Your instructions: Tally the lines containing "temperature" and report the number alone.

--- Start Provided data ---

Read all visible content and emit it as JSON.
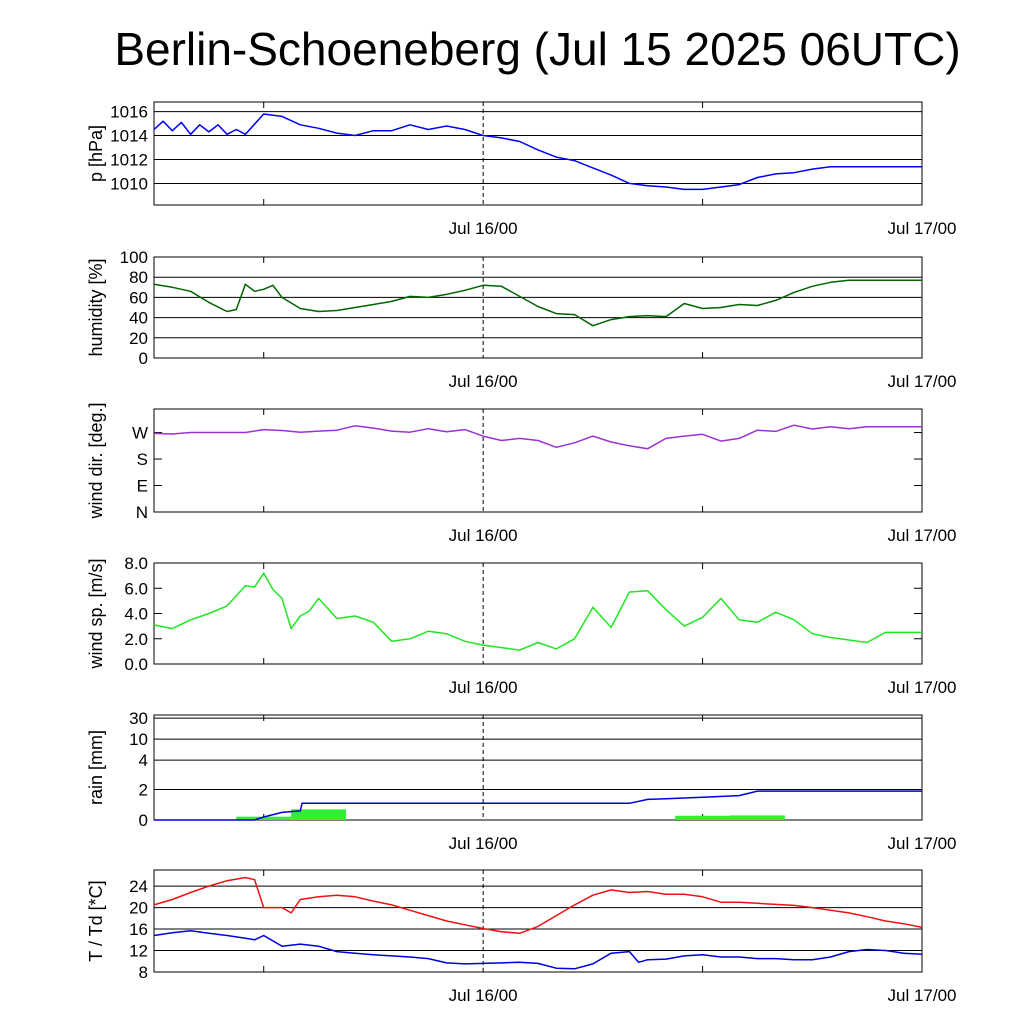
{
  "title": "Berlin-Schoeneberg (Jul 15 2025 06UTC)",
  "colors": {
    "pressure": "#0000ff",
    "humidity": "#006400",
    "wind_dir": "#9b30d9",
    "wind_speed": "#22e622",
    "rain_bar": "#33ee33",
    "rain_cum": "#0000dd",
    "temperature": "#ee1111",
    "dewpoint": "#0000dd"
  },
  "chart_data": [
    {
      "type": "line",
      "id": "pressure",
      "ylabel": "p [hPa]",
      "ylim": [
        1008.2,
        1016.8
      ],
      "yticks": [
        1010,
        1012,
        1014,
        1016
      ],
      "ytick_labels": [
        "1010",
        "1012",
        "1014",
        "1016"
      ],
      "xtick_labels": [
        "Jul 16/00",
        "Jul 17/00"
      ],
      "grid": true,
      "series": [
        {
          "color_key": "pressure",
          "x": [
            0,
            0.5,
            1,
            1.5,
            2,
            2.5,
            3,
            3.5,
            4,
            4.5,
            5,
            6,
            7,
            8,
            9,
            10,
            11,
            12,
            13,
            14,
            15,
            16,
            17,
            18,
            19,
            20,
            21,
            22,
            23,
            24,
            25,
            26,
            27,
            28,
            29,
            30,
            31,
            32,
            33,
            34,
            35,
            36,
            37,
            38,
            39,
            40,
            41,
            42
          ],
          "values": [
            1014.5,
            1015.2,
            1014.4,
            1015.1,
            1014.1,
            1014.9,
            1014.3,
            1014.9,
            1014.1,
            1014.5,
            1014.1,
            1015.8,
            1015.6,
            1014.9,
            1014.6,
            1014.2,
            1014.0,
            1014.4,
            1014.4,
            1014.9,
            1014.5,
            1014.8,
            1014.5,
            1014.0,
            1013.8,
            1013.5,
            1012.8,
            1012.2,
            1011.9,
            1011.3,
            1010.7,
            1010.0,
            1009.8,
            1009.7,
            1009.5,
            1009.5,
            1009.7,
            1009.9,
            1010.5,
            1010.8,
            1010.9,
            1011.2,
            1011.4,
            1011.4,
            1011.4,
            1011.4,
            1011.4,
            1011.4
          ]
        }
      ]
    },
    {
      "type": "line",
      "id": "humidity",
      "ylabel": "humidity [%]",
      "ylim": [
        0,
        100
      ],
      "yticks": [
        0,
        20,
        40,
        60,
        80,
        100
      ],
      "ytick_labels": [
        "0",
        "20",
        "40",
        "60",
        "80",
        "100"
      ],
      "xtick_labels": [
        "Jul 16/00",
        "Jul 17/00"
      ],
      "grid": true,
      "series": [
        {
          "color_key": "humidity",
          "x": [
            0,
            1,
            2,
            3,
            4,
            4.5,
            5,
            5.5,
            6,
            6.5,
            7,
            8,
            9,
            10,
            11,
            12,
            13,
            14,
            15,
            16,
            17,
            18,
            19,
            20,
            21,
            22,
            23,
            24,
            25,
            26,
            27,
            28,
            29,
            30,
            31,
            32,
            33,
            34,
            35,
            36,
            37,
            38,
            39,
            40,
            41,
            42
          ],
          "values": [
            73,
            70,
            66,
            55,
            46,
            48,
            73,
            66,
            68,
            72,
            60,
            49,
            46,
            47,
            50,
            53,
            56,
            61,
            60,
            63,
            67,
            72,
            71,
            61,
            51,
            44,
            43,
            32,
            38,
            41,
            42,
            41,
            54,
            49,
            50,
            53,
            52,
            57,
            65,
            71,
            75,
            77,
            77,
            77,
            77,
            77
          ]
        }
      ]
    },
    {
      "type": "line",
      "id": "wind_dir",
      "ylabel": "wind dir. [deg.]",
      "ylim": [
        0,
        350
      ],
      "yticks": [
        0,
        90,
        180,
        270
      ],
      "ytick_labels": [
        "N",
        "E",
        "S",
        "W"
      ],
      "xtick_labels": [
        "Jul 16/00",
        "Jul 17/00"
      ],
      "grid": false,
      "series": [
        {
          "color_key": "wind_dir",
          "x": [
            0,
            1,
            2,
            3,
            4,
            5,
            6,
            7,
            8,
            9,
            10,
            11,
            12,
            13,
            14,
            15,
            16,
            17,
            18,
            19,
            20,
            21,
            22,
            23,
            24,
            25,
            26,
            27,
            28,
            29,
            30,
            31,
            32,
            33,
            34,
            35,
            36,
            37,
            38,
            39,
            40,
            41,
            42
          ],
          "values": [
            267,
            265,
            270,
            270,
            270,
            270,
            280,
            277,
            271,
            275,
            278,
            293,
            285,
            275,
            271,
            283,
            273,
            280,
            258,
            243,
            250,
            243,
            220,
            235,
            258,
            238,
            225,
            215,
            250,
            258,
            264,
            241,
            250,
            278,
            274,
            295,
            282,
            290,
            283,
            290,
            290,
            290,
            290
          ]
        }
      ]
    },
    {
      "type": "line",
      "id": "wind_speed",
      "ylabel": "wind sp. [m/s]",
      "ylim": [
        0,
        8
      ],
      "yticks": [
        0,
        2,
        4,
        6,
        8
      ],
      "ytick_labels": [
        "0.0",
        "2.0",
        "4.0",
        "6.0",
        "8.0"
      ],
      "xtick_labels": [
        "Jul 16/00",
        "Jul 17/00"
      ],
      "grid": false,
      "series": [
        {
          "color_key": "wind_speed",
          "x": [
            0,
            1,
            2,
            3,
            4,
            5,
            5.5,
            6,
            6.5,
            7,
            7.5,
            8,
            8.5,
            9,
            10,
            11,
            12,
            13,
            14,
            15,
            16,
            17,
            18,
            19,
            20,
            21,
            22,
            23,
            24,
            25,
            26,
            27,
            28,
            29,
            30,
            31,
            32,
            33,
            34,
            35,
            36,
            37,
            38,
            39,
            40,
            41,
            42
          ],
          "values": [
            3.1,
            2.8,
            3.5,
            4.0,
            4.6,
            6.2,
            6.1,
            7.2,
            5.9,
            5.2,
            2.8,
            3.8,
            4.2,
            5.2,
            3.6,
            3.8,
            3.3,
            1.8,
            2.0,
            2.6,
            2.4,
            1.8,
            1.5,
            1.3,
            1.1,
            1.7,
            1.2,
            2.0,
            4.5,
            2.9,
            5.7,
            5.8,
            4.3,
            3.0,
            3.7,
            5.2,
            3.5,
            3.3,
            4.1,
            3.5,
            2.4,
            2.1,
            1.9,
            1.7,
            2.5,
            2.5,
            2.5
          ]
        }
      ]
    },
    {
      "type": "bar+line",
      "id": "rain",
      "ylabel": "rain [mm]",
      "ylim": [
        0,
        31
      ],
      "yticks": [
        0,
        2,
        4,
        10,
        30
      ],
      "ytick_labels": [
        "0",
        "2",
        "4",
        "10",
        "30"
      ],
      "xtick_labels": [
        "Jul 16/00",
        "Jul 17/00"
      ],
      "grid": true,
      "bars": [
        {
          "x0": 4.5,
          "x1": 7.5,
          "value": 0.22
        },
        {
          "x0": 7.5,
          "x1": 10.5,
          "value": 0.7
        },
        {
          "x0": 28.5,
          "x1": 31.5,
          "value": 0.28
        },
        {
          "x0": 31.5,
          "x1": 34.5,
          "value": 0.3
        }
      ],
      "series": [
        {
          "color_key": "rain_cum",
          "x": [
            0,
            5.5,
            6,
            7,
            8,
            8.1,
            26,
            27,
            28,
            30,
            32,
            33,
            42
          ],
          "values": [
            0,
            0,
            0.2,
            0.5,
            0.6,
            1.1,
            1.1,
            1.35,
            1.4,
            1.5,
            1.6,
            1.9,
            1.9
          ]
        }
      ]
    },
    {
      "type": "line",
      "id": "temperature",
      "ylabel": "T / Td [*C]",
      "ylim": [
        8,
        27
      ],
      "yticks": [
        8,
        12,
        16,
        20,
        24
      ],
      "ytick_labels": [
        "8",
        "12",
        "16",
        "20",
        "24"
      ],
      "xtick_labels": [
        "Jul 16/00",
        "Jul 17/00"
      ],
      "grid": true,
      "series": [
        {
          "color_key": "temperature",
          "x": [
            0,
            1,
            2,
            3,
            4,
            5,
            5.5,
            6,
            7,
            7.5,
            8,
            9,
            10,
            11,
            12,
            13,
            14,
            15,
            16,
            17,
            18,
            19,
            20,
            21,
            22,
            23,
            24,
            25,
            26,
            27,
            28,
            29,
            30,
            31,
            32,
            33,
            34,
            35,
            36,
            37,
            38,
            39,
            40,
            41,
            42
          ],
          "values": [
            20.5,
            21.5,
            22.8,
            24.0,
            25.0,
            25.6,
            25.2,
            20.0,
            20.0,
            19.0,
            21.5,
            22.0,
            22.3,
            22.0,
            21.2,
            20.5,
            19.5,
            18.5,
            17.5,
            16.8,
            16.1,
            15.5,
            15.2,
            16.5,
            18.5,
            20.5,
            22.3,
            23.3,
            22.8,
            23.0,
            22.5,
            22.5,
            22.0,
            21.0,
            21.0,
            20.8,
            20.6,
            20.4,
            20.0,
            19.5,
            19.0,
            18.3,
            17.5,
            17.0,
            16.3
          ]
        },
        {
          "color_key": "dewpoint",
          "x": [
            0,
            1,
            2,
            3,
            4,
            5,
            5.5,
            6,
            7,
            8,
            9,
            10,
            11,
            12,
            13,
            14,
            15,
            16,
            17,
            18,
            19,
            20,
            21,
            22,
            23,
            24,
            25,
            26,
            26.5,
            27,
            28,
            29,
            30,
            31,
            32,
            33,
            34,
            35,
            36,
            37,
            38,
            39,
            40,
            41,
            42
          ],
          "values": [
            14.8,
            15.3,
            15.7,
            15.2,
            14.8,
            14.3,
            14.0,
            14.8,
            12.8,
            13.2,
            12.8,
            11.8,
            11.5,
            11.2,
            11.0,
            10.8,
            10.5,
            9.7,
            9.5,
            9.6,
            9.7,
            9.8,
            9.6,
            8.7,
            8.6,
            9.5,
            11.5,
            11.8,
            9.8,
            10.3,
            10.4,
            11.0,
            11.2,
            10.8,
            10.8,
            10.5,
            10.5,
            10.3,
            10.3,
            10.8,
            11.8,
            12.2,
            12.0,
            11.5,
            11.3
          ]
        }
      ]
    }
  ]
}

--- End Provided data ---

Exercise result: 3